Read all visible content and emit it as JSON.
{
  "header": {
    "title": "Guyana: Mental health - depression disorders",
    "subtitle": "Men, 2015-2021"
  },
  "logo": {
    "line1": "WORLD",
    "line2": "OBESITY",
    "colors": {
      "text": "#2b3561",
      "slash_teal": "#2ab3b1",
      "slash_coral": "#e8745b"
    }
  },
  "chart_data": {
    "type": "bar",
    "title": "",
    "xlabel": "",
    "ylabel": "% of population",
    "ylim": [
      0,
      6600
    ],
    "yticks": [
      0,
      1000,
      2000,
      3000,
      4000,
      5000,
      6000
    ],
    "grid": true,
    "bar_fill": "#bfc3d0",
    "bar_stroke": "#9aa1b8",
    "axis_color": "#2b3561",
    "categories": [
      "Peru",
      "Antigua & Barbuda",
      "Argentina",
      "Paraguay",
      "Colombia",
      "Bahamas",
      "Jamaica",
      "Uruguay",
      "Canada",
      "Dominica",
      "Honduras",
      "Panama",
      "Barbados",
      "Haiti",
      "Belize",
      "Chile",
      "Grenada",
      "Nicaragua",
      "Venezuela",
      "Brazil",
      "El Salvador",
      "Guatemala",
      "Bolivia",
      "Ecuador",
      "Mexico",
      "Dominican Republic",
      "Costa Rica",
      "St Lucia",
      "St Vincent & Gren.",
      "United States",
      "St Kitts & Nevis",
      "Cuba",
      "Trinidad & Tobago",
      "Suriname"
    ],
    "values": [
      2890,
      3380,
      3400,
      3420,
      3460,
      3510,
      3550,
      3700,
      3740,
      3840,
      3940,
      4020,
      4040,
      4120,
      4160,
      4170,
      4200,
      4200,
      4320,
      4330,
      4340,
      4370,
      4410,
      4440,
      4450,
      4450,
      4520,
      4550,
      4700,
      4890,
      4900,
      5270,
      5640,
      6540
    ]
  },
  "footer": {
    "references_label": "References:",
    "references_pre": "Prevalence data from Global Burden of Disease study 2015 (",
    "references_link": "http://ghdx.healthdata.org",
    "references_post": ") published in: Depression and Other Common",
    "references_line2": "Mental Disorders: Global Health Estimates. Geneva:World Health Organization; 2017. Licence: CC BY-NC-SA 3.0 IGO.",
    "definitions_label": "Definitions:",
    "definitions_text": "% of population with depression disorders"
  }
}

▶ _WHAT TO WORK ON_: Extract the full listing above without alteration.

▶ _TASK OUTPUT_:
Read all visible content and emit it as JSON.
{
  "header": {
    "title": "Guyana: Mental health - depression disorders",
    "subtitle": "Men, 2015-2021"
  },
  "logo": {
    "line1": "WORLD",
    "line2": "OBESITY",
    "colors": {
      "text": "#2b3561",
      "slash_teal": "#2ab3b1",
      "slash_coral": "#e8745b"
    }
  },
  "chart_data": {
    "type": "bar",
    "title": "",
    "xlabel": "",
    "ylabel": "% of population",
    "ylim": [
      0,
      6600
    ],
    "yticks": [
      0,
      1000,
      2000,
      3000,
      4000,
      5000,
      6000
    ],
    "grid": true,
    "bar_fill": "#bfc3d0",
    "bar_stroke": "#9aa1b8",
    "axis_color": "#2b3561",
    "categories": [
      "Peru",
      "Antigua & Barbuda",
      "Argentina",
      "Paraguay",
      "Colombia",
      "Bahamas",
      "Jamaica",
      "Uruguay",
      "Canada",
      "Dominica",
      "Honduras",
      "Panama",
      "Barbados",
      "Haiti",
      "Belize",
      "Chile",
      "Grenada",
      "Nicaragua",
      "Venezuela",
      "Brazil",
      "El Salvador",
      "Guatemala",
      "Bolivia",
      "Ecuador",
      "Mexico",
      "Dominican Republic",
      "Costa Rica",
      "St Lucia",
      "St Vincent & Gren.",
      "United States",
      "St Kitts & Nevis",
      "Cuba",
      "Trinidad & Tobago",
      "Suriname"
    ],
    "values": [
      2890,
      3380,
      3400,
      3420,
      3460,
      3510,
      3550,
      3700,
      3740,
      3840,
      3940,
      4020,
      4040,
      4120,
      4160,
      4170,
      4200,
      4200,
      4320,
      4330,
      4340,
      4370,
      4410,
      4440,
      4450,
      4450,
      4520,
      4550,
      4700,
      4890,
      4900,
      5270,
      5640,
      6540
    ]
  },
  "footer": {
    "references_label": "References:",
    "references_pre": "Prevalence data from Global Burden of Disease study 2015 (",
    "references_link": "http://ghdx.healthdata.org",
    "references_post": ") published in: Depression and Other Common",
    "references_line2": "Mental Disorders: Global Health Estimates. Geneva:World Health Organization; 2017. Licence: CC BY-NC-SA 3.0 IGO.",
    "definitions_label": "Definitions:",
    "definitions_text": "% of population with depression disorders"
  }
}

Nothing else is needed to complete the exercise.